■ **DATASET**:

"""

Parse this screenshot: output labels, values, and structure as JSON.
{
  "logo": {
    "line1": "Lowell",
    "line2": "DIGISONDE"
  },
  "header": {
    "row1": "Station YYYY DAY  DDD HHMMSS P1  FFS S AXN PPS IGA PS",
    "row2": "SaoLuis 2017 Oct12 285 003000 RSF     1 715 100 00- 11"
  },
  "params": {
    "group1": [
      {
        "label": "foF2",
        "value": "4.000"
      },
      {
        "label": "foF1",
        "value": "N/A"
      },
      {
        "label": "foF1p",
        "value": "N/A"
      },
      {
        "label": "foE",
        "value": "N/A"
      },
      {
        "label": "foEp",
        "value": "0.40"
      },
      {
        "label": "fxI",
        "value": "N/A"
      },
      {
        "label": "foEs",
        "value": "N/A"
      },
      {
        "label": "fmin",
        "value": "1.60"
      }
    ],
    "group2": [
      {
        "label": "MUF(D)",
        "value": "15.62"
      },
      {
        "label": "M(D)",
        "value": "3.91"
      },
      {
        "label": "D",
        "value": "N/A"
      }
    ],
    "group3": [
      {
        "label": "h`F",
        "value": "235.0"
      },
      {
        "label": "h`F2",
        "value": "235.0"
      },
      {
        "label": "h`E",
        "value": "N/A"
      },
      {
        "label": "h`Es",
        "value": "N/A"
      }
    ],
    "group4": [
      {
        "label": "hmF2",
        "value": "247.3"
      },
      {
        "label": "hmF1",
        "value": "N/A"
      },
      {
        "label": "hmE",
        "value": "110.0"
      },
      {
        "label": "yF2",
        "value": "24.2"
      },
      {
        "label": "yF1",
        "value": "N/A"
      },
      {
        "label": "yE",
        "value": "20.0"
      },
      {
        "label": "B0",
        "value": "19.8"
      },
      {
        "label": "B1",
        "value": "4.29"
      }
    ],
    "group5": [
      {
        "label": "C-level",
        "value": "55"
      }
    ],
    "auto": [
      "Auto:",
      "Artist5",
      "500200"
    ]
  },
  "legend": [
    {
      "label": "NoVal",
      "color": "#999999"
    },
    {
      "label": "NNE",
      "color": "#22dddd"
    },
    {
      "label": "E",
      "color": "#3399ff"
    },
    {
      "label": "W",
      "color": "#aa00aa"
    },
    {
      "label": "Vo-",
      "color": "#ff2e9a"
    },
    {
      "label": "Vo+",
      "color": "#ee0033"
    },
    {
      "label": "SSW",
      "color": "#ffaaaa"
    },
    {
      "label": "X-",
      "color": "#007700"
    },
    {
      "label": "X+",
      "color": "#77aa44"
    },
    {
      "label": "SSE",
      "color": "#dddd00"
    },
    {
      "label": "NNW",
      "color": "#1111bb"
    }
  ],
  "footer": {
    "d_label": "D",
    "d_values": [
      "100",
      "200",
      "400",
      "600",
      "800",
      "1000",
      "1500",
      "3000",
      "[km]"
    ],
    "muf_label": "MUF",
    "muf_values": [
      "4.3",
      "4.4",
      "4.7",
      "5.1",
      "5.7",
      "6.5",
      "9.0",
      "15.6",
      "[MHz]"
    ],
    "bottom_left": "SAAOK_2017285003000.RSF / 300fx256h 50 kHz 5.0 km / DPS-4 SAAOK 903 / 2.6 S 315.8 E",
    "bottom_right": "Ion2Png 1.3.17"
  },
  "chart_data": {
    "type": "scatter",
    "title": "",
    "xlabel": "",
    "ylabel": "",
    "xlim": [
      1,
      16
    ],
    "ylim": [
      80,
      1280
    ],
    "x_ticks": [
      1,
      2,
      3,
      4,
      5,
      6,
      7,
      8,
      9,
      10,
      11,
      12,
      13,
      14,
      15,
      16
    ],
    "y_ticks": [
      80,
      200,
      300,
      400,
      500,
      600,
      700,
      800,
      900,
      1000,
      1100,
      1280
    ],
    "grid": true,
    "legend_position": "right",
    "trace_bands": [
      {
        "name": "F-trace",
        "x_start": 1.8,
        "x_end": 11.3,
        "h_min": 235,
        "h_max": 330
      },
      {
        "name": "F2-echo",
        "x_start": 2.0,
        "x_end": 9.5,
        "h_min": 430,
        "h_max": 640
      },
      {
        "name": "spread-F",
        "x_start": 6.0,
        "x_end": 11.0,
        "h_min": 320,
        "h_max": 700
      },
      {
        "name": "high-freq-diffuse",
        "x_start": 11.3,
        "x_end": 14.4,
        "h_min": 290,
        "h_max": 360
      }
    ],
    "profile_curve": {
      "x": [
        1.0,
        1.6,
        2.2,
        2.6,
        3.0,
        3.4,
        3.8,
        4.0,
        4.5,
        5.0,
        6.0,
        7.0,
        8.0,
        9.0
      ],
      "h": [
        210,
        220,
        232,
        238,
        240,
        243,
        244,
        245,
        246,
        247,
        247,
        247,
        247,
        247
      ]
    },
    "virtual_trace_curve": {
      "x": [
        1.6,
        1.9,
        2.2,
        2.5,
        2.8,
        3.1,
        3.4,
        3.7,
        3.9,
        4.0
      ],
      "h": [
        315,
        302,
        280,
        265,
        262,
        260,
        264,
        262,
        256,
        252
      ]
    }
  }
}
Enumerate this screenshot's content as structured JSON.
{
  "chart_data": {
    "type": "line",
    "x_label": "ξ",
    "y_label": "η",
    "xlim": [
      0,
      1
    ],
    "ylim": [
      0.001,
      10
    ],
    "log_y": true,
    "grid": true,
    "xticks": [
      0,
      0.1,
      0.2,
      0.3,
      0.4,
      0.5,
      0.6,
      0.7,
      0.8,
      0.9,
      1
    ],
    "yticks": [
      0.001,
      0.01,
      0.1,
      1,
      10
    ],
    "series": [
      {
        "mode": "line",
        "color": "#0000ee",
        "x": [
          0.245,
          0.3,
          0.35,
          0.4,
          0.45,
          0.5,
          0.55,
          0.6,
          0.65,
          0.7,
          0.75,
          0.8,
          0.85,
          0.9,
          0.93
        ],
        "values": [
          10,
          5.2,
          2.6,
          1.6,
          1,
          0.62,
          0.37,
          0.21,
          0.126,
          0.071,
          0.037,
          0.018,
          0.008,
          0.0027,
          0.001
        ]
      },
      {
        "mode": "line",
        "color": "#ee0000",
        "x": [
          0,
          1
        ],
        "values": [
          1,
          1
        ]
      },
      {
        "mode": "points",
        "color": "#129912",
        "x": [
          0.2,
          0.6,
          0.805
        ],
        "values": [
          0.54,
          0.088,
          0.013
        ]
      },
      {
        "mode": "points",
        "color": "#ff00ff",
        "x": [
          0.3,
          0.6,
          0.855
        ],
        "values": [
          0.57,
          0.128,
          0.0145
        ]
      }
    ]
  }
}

"""

■ **YOUR GOAL**: Count how many lines include the string "JSON". Nothing but the number is needed.

■ **TASK OUTPUT**: 2